** Start of Data provided **

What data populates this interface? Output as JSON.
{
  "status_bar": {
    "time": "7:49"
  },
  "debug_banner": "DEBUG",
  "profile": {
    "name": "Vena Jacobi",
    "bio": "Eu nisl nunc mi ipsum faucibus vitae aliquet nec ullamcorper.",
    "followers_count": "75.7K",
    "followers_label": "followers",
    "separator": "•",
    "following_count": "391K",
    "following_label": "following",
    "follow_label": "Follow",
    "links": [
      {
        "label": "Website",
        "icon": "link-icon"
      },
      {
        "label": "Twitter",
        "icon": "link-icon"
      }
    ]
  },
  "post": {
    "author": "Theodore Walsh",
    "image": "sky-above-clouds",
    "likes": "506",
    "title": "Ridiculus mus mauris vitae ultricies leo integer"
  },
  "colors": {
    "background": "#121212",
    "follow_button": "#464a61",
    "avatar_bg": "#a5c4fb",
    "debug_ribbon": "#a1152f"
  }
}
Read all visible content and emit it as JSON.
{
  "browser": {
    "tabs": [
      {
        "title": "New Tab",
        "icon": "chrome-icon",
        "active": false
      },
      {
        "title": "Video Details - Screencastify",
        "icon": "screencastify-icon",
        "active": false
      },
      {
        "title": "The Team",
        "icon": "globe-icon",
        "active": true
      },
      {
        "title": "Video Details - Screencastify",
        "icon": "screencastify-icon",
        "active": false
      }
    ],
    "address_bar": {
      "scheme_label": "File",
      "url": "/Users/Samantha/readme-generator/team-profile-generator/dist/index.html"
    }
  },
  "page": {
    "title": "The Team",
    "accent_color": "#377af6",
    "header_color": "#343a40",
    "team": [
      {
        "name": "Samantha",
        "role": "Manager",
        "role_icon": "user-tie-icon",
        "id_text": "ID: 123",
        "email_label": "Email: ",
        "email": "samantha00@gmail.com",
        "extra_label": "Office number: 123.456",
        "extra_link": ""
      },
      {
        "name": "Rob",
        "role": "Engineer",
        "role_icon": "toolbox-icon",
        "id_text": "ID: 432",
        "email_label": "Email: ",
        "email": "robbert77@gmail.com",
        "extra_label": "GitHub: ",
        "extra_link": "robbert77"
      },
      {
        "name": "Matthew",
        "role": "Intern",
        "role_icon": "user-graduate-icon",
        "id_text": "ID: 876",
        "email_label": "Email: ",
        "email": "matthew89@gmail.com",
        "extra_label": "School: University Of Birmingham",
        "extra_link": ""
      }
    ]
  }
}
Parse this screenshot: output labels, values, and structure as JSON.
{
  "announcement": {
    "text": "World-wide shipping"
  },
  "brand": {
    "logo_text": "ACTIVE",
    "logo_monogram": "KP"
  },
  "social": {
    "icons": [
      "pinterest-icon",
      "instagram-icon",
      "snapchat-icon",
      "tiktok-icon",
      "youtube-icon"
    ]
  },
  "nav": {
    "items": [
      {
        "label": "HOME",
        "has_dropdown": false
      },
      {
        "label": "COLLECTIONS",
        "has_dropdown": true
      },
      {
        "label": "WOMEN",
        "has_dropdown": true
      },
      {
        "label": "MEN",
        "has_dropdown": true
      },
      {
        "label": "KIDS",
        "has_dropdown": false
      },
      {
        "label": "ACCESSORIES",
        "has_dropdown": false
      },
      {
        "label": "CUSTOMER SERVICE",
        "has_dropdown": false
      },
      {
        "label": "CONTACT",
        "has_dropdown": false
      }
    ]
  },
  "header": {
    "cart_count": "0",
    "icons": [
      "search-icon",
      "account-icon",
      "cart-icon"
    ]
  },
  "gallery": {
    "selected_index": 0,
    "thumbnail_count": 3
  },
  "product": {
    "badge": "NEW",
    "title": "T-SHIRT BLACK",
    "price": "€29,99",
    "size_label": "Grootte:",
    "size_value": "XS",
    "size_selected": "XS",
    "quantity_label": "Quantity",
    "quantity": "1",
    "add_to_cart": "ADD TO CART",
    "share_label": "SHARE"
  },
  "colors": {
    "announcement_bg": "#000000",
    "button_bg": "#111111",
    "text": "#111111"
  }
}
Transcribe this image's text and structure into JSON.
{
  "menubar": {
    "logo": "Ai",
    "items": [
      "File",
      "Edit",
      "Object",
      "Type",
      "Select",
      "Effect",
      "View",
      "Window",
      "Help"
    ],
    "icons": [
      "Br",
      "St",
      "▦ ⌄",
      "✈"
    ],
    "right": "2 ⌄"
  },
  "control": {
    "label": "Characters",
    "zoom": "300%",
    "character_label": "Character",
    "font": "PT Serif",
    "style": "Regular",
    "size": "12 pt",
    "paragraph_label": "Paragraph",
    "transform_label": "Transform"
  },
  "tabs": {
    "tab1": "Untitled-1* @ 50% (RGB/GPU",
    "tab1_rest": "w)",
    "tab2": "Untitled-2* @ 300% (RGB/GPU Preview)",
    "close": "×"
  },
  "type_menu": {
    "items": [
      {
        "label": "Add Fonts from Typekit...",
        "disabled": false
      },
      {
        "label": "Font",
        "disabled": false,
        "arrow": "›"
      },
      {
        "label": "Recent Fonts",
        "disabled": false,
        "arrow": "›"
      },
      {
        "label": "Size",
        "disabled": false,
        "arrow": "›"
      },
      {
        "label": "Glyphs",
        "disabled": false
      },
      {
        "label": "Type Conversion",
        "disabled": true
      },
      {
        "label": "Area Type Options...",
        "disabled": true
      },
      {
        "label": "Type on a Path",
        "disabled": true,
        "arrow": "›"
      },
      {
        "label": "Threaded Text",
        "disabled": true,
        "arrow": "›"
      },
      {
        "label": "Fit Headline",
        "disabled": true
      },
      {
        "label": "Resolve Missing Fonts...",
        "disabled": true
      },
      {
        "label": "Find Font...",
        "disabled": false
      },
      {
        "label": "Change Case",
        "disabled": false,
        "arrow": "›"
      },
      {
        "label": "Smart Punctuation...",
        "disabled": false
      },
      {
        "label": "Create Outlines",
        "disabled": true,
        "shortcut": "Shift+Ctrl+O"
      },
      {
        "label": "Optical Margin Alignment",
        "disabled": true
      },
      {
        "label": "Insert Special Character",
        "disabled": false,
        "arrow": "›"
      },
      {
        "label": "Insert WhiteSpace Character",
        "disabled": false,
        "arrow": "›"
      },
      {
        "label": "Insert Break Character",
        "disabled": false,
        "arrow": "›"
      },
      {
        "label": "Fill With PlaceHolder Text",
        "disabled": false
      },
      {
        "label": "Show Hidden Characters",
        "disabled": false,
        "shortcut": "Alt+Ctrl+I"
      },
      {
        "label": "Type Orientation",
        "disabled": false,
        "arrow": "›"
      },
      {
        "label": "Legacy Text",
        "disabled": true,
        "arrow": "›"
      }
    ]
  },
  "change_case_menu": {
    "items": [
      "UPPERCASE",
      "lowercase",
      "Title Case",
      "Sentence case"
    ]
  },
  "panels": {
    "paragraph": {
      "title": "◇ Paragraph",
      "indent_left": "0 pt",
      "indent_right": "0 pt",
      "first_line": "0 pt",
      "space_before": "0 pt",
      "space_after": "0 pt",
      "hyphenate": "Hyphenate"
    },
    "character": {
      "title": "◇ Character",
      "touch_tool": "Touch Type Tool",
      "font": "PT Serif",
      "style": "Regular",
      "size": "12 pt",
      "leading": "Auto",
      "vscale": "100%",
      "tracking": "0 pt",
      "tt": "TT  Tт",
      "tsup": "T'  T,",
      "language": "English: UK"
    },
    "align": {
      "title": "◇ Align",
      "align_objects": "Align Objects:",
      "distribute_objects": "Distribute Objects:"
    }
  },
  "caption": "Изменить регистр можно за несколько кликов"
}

** End of Data provided **

### Exercise objective
Give every line of the material again, exactly as it reads.

### Exercise solution
What data populates this interface? Output as JSON.
{
  "status_bar": {
    "time": "7:49"
  },
  "debug_banner": "DEBUG",
  "profile": {
    "name": "Vena Jacobi",
    "bio": "Eu nisl nunc mi ipsum faucibus vitae aliquet nec ullamcorper.",
    "followers_count": "75.7K",
    "followers_label": "followers",
    "separator": "•",
    "following_count": "391K",
    "following_label": "following",
    "follow_label": "Follow",
    "links": [
      {
        "label": "Website",
        "icon": "link-icon"
      },
      {
        "label": "Twitter",
        "icon": "link-icon"
      }
    ]
  },
  "post": {
    "author": "Theodore Walsh",
    "image": "sky-above-clouds",
    "likes": "506",
    "title": "Ridiculus mus mauris vitae ultricies leo integer"
  },
  "colors": {
    "background": "#121212",
    "follow_button": "#464a61",
    "avatar_bg": "#a5c4fb",
    "debug_ribbon": "#a1152f"
  }
}
Read all visible content and emit it as JSON.
{
  "browser": {
    "tabs": [
      {
        "title": "New Tab",
        "icon": "chrome-icon",
        "active": false
      },
      {
        "title": "Video Details - Screencastify",
        "icon": "screencastify-icon",
        "active": false
      },
      {
        "title": "The Team",
        "icon": "globe-icon",
        "active": true
      },
      {
        "title": "Video Details - Screencastify",
        "icon": "screencastify-icon",
        "active": false
      }
    ],
    "address_bar": {
      "scheme_label": "File",
      "url": "/Users/Samantha/readme-generator/team-profile-generator/dist/index.html"
    }
  },
  "page": {
    "title": "The Team",
    "accent_color": "#377af6",
    "header_color": "#343a40",
    "team": [
      {
        "name": "Samantha",
        "role": "Manager",
        "role_icon": "user-tie-icon",
        "id_text": "ID: 123",
        "email_label": "Email: ",
        "email": "samantha00@gmail.com",
        "extra_label": "Office number: 123.456",
        "extra_link": ""
      },
      {
        "name": "Rob",
        "role": "Engineer",
        "role_icon": "toolbox-icon",
        "id_text": "ID: 432",
        "email_label": "Email: ",
        "email": "robbert77@gmail.com",
        "extra_label": "GitHub: ",
        "extra_link": "robbert77"
      },
      {
        "name": "Matthew",
        "role": "Intern",
        "role_icon": "user-graduate-icon",
        "id_text": "ID: 876",
        "email_label": "Email: ",
        "email": "matthew89@gmail.com",
        "extra_label": "School: University Of Birmingham",
        "extra_link": ""
      }
    ]
  }
}
Parse this screenshot: output labels, values, and structure as JSON.
{
  "announcement": {
    "text": "World-wide shipping"
  },
  "brand": {
    "logo_text": "ACTIVE",
    "logo_monogram": "KP"
  },
  "social": {
    "icons": [
      "pinterest-icon",
      "instagram-icon",
      "snapchat-icon",
      "tiktok-icon",
      "youtube-icon"
    ]
  },
  "nav": {
    "items": [
      {
        "label": "HOME",
        "has_dropdown": false
      },
      {
        "label": "COLLECTIONS",
        "has_dropdown": true
      },
      {
        "label": "WOMEN",
        "has_dropdown": true
      },
      {
        "label": "MEN",
        "has_dropdown": true
      },
      {
        "label": "KIDS",
        "has_dropdown": false
      },
      {
        "label": "ACCESSORIES",
        "has_dropdown": false
      },
      {
        "label": "CUSTOMER SERVICE",
        "has_dropdown": false
      },
      {
        "label": "CONTACT",
        "has_dropdown": false
      }
    ]
  },
  "header": {
    "cart_count": "0",
    "icons": [
      "search-icon",
      "account-icon",
      "cart-icon"
    ]
  },
  "gallery": {
    "selected_index": 0,
    "thumbnail_count": 3
  },
  "product": {
    "badge": "NEW",
    "title": "T-SHIRT BLACK",
    "price": "€29,99",
    "size_label": "Grootte:",
    "size_value": "XS",
    "size_selected": "XS",
    "quantity_label": "Quantity",
    "quantity": "1",
    "add_to_cart": "ADD TO CART",
    "share_label": "SHARE"
  },
  "colors": {
    "announcement_bg": "#000000",
    "button_bg": "#111111",
    "text": "#111111"
  }
}
Transcribe this image's text and structure into JSON.
{
  "menubar": {
    "logo": "Ai",
    "items": [
      "File",
      "Edit",
      "Object",
      "Type",
      "Select",
      "Effect",
      "View",
      "Window",
      "Help"
    ],
    "icons": [
      "Br",
      "St",
      "▦ ⌄",
      "✈"
    ],
    "right": "2 ⌄"
  },
  "control": {
    "label": "Characters",
    "zoom": "300%",
    "character_label": "Character",
    "font": "PT Serif",
    "style": "Regular",
    "size": "12 pt",
    "paragraph_label": "Paragraph",
    "transform_label": "Transform"
  },
  "tabs": {
    "tab1": "Untitled-1* @ 50% (RGB/GPU",
    "tab1_rest": "w)",
    "tab2": "Untitled-2* @ 300% (RGB/GPU Preview)",
    "close": "×"
  },
  "type_menu": {
    "items": [
      {
        "label": "Add Fonts from Typekit...",
        "disabled": false
      },
      {
        "label": "Font",
        "disabled": false,
        "arrow": "›"
      },
      {
        "label": "Recent Fonts",
        "disabled": false,
        "arrow": "›"
      },
      {
        "label": "Size",
        "disabled": false,
        "arrow": "›"
      },
      {
        "label": "Glyphs",
        "disabled": false
      },
      {
        "label": "Type Conversion",
        "disabled": true
      },
      {
        "label": "Area Type Options...",
        "disabled": true
      },
      {
        "label": "Type on a Path",
        "disabled": true,
        "arrow": "›"
      },
      {
        "label": "Threaded Text",
        "disabled": true,
        "arrow": "›"
      },
      {
        "label": "Fit Headline",
        "disabled": true
      },
      {
        "label": "Resolve Missing Fonts...",
        "disabled": true
      },
      {
        "label": "Find Font...",
        "disabled": false
      },
      {
        "label": "Change Case",
        "disabled": false,
        "arrow": "›"
      },
      {
        "label": "Smart Punctuation...",
        "disabled": false
      },
      {
        "label": "Create Outlines",
        "disabled": true,
        "shortcut": "Shift+Ctrl+O"
      },
      {
        "label": "Optical Margin Alignment",
        "disabled": true
      },
      {
        "label": "Insert Special Character",
        "disabled": false,
        "arrow": "›"
      },
      {
        "label": "Insert WhiteSpace Character",
        "disabled": false,
        "arrow": "›"
      },
      {
        "label": "Insert Break Character",
        "disabled": false,
        "arrow": "›"
      },
      {
        "label": "Fill With PlaceHolder Text",
        "disabled": false
      },
      {
        "label": "Show Hidden Characters",
        "disabled": false,
        "shortcut": "Alt+Ctrl+I"
      },
      {
        "label": "Type Orientation",
        "disabled": false,
        "arrow": "›"
      },
      {
        "label": "Legacy Text",
        "disabled": true,
        "arrow": "›"
      }
    ]
  },
  "change_case_menu": {
    "items": [
      "UPPERCASE",
      "lowercase",
      "Title Case",
      "Sentence case"
    ]
  },
  "panels": {
    "paragraph": {
      "title": "◇ Paragraph",
      "indent_left": "0 pt",
      "indent_right": "0 pt",
      "first_line": "0 pt",
      "space_before": "0 pt",
      "space_after": "0 pt",
      "hyphenate": "Hyphenate"
    },
    "character": {
      "title": "◇ Character",
      "touch_tool": "Touch Type Tool",
      "font": "PT Serif",
      "style": "Regular",
      "size": "12 pt",
      "leading": "Auto",
      "vscale": "100%",
      "tracking": "0 pt",
      "tt": "TT  Tт",
      "tsup": "T'  T,",
      "language": "English: UK"
    },
    "align": {
      "title": "◇ Align",
      "align_objects": "Align Objects:",
      "distribute_objects": "Distribute Objects:"
    }
  },
  "caption": "Изменить регистр можно за несколько кликов"
}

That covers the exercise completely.